### [Extracted information]
****************************************

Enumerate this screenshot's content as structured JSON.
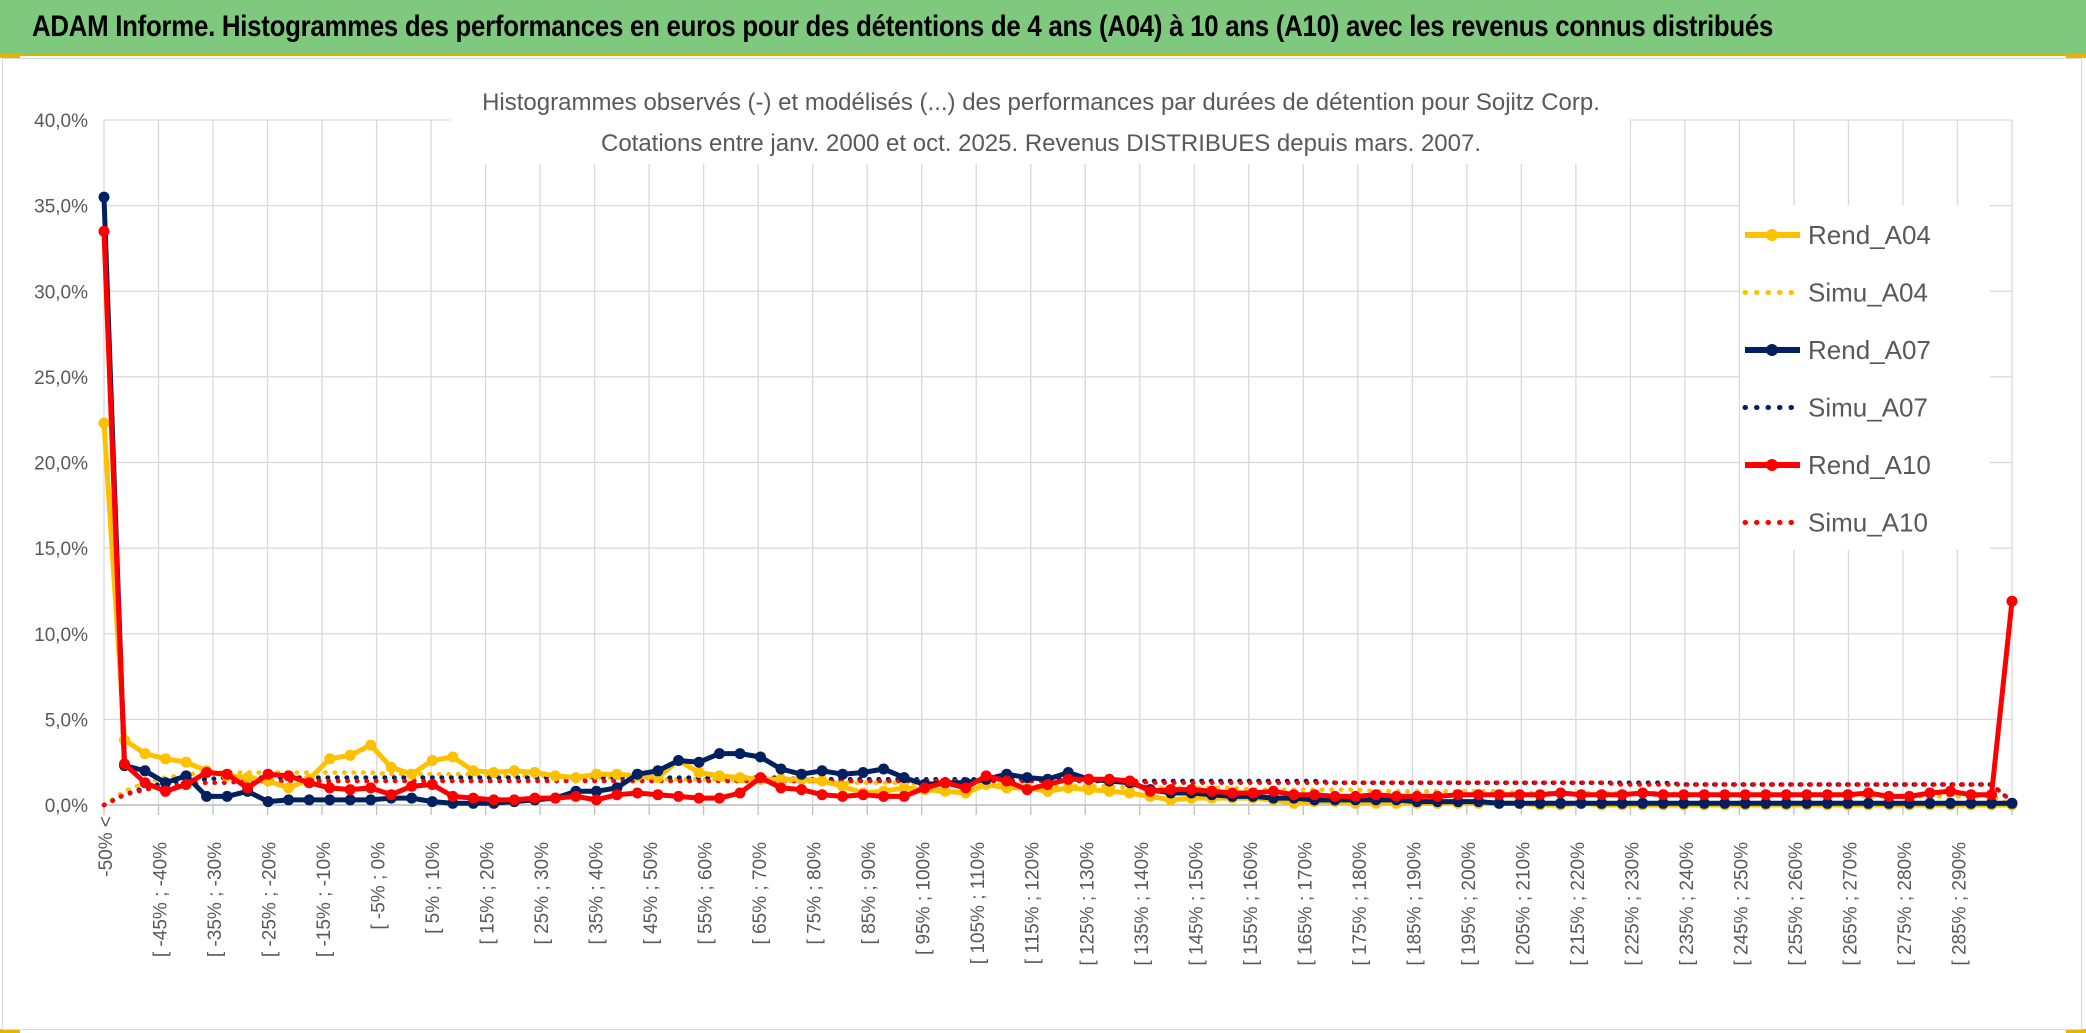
{
  "banner": {
    "title": "ADAM Informe. Histogrammes des performances en euros pour des détentions de 4 ans (A04) à 10 ans (A10) avec les revenus connus distribués"
  },
  "chart_data": {
    "type": "line",
    "title": "Histogrammes observés (-) et modélisés (...) des performances par durées de détention pour Sojitz Corp.",
    "subtitle": "Cotations entre janv. 2000 et oct. 2025. Revenus DISTRIBUES depuis mars. 2007.",
    "ylim": [
      0,
      40
    ],
    "y_ticks": [
      "0,0%",
      "5,0%",
      "10,0%",
      "15,0%",
      "20,0%",
      "25,0%",
      "30,0%",
      "35,0%",
      "40,0%"
    ],
    "grid": true,
    "legend_position": "right",
    "x_labels": [
      "-50% <",
      "[ -45% ; -40%",
      "[ -35% ; -30%",
      "[ -25% ; -20%",
      "[ -15% ; -10%",
      "[ -5% ; 0%",
      "[ 5% ; 10%",
      "[ 15% ; 20%",
      "[ 25% ; 30%",
      "[ 35% ; 40%",
      "[ 45% ; 50%",
      "[ 55% ; 60%",
      "[ 65% ; 70%",
      "[ 75% ; 80%",
      "[ 85% ; 90%",
      "[ 95% ; 100%",
      "[ 105% ; 110%",
      "[ 115% ; 120%",
      "[ 125% ; 130%",
      "[ 135% ; 140%",
      "[ 145% ; 150%",
      "[ 155% ; 160%",
      "[ 165% ; 170%",
      "[ 175% ; 180%",
      "[ 185% ; 190%",
      "[ 195% ; 200%",
      "[ 205% ; 210%",
      "[ 215% ; 220%",
      "[ 225% ; 230%",
      "[ 235% ; 240%",
      "[ 245% ; 250%",
      "[ 255% ; 260%",
      "[ 265% ; 270%",
      "[ 275% ; 280%",
      "[ 285% ; 290%"
    ],
    "series": [
      {
        "name": "Rend_A04",
        "color": "#ffc000",
        "style": "solid",
        "markers": true,
        "values": [
          22.3,
          3.8,
          3.0,
          2.7,
          2.5,
          2.0,
          1.7,
          1.6,
          1.4,
          1.0,
          1.5,
          2.7,
          2.9,
          3.5,
          2.2,
          1.8,
          2.6,
          2.8,
          2.0,
          1.9,
          2.0,
          1.9,
          1.7,
          1.6,
          1.8,
          1.8,
          1.7,
          1.6,
          2.6,
          1.9,
          1.7,
          1.6,
          1.5,
          1.5,
          1.5,
          1.4,
          1.1,
          0.7,
          0.8,
          1.0,
          0.9,
          0.8,
          0.7,
          1.2,
          1.0,
          1.0,
          0.8,
          1.0,
          0.9,
          0.8,
          0.7,
          0.5,
          0.3,
          0.4,
          0.4,
          0.4,
          0.4,
          0.3,
          0.1,
          0.2,
          0.2,
          0.1,
          0.1,
          0.1,
          0.1,
          0.1,
          0.1,
          0.1,
          0.1,
          0.1,
          0.0,
          0.0,
          0.1,
          0.0,
          0.0,
          0.0,
          0.0,
          0.0,
          0.0,
          0.0,
          0.0,
          0.0,
          0.0,
          0.0,
          0.0,
          0.0,
          0.0,
          0.0,
          0.0,
          0.0,
          0.0,
          0.0,
          0.0,
          0.0
        ]
      },
      {
        "name": "Simu_A04",
        "color": "#ffc000",
        "style": "dotted",
        "markers": false,
        "values": [
          0.0,
          0.8,
          1.3,
          1.6,
          1.8,
          1.9,
          1.9,
          1.9,
          1.9,
          1.9,
          1.9,
          1.9,
          1.9,
          1.9,
          1.8,
          1.8,
          1.8,
          1.8,
          1.8,
          1.7,
          1.7,
          1.7,
          1.7,
          1.6,
          1.6,
          1.6,
          1.6,
          1.5,
          1.5,
          1.5,
          1.5,
          1.4,
          1.4,
          1.4,
          1.4,
          1.3,
          1.3,
          1.3,
          1.3,
          1.3,
          1.2,
          1.2,
          1.2,
          1.2,
          1.2,
          1.1,
          1.1,
          1.1,
          1.1,
          1.1,
          1.0,
          1.0,
          1.0,
          1.0,
          1.0,
          1.0,
          0.9,
          0.9,
          0.9,
          0.9,
          0.9,
          0.9,
          0.8,
          0.8,
          0.8,
          0.8,
          0.8,
          0.8,
          0.8,
          0.7,
          0.7,
          0.7,
          0.7,
          0.7,
          0.7,
          0.7,
          0.7,
          0.6,
          0.6,
          0.6,
          0.6,
          0.6,
          0.6,
          0.6,
          0.6,
          0.6,
          0.5,
          0.5,
          0.5,
          0.5,
          0.5,
          0.5,
          0.5,
          0.0
        ]
      },
      {
        "name": "Rend_A07",
        "color": "#002060",
        "style": "solid",
        "markers": true,
        "values": [
          35.5,
          2.3,
          2.0,
          1.3,
          1.7,
          0.5,
          0.5,
          0.8,
          0.2,
          0.3,
          0.3,
          0.3,
          0.3,
          0.3,
          0.4,
          0.4,
          0.2,
          0.1,
          0.1,
          0.1,
          0.2,
          0.3,
          0.4,
          0.8,
          0.8,
          1.0,
          1.8,
          2.0,
          2.6,
          2.5,
          3.0,
          3.0,
          2.8,
          2.1,
          1.8,
          2.0,
          1.8,
          1.9,
          2.1,
          1.6,
          1.2,
          1.3,
          1.3,
          1.5,
          1.8,
          1.6,
          1.5,
          1.9,
          1.5,
          1.4,
          1.3,
          0.9,
          0.7,
          0.7,
          0.6,
          0.5,
          0.5,
          0.4,
          0.4,
          0.3,
          0.3,
          0.3,
          0.3,
          0.3,
          0.2,
          0.2,
          0.2,
          0.2,
          0.1,
          0.1,
          0.1,
          0.1,
          0.1,
          0.1,
          0.1,
          0.1,
          0.1,
          0.1,
          0.1,
          0.1,
          0.1,
          0.1,
          0.1,
          0.1,
          0.1,
          0.1,
          0.1,
          0.1,
          0.1,
          0.1,
          0.1,
          0.1,
          0.1,
          0.1
        ]
      },
      {
        "name": "Simu_A07",
        "color": "#002060",
        "style": "dotted",
        "markers": false,
        "values": [
          0.0,
          0.6,
          1.0,
          1.3,
          1.4,
          1.5,
          1.6,
          1.6,
          1.6,
          1.6,
          1.6,
          1.6,
          1.6,
          1.6,
          1.6,
          1.6,
          1.6,
          1.6,
          1.6,
          1.6,
          1.6,
          1.6,
          1.6,
          1.6,
          1.6,
          1.6,
          1.6,
          1.6,
          1.6,
          1.6,
          1.6,
          1.6,
          1.6,
          1.6,
          1.5,
          1.5,
          1.5,
          1.5,
          1.5,
          1.5,
          1.5,
          1.5,
          1.5,
          1.5,
          1.5,
          1.5,
          1.5,
          1.5,
          1.4,
          1.4,
          1.4,
          1.4,
          1.4,
          1.4,
          1.4,
          1.4,
          1.4,
          1.4,
          1.4,
          1.4,
          1.3,
          1.3,
          1.3,
          1.3,
          1.3,
          1.3,
          1.3,
          1.3,
          1.3,
          1.3,
          1.3,
          1.3,
          1.3,
          1.3,
          1.3,
          1.3,
          1.3,
          1.2,
          1.2,
          1.2,
          1.2,
          1.2,
          1.2,
          1.2,
          1.2,
          1.2,
          1.2,
          1.2,
          1.2,
          1.2,
          1.2,
          1.2,
          1.2,
          0.2
        ]
      },
      {
        "name": "Rend_A10",
        "color": "#ff0000",
        "style": "solid",
        "markers": true,
        "values": [
          33.5,
          2.4,
          1.3,
          0.8,
          1.2,
          1.9,
          1.8,
          1.0,
          1.8,
          1.7,
          1.3,
          1.0,
          0.9,
          1.0,
          0.6,
          1.1,
          1.2,
          0.5,
          0.4,
          0.3,
          0.3,
          0.4,
          0.4,
          0.5,
          0.3,
          0.6,
          0.7,
          0.6,
          0.5,
          0.4,
          0.4,
          0.7,
          1.6,
          1.0,
          0.9,
          0.6,
          0.5,
          0.6,
          0.5,
          0.5,
          1.0,
          1.3,
          1.0,
          1.7,
          1.4,
          0.9,
          1.2,
          1.5,
          1.5,
          1.5,
          1.4,
          0.8,
          0.9,
          0.9,
          0.8,
          0.7,
          0.7,
          0.8,
          0.6,
          0.6,
          0.5,
          0.5,
          0.6,
          0.5,
          0.5,
          0.5,
          0.6,
          0.6,
          0.6,
          0.6,
          0.6,
          0.7,
          0.6,
          0.6,
          0.6,
          0.7,
          0.6,
          0.6,
          0.6,
          0.6,
          0.6,
          0.6,
          0.6,
          0.6,
          0.6,
          0.6,
          0.7,
          0.5,
          0.5,
          0.7,
          0.8,
          0.6,
          0.6,
          11.9
        ]
      },
      {
        "name": "Simu_A10",
        "color": "#ff0000",
        "style": "dotted",
        "markers": false,
        "values": [
          0.0,
          0.6,
          0.9,
          1.1,
          1.2,
          1.3,
          1.3,
          1.4,
          1.4,
          1.4,
          1.4,
          1.4,
          1.4,
          1.4,
          1.4,
          1.4,
          1.4,
          1.4,
          1.4,
          1.4,
          1.4,
          1.4,
          1.4,
          1.4,
          1.4,
          1.4,
          1.4,
          1.4,
          1.4,
          1.4,
          1.4,
          1.4,
          1.4,
          1.4,
          1.4,
          1.4,
          1.4,
          1.4,
          1.4,
          1.4,
          1.4,
          1.4,
          1.4,
          1.4,
          1.4,
          1.4,
          1.4,
          1.4,
          1.4,
          1.4,
          1.4,
          1.3,
          1.3,
          1.3,
          1.3,
          1.3,
          1.3,
          1.3,
          1.3,
          1.3,
          1.3,
          1.3,
          1.3,
          1.3,
          1.3,
          1.3,
          1.3,
          1.3,
          1.3,
          1.3,
          1.3,
          1.3,
          1.3,
          1.3,
          1.2,
          1.2,
          1.2,
          1.2,
          1.2,
          1.2,
          1.2,
          1.2,
          1.2,
          1.2,
          1.2,
          1.2,
          1.2,
          1.2,
          1.2,
          1.2,
          1.2,
          1.2,
          1.2,
          0.2
        ]
      }
    ]
  }
}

****************************************

Go through the material and copy out every line with "name" in it.

        "name": "Rend_A04",
        "name": "Simu_A04",
        "name": "Rend_A07",
        "name": "Simu_A07",
        "name": "Rend_A10",
        "name": "Simu_A10",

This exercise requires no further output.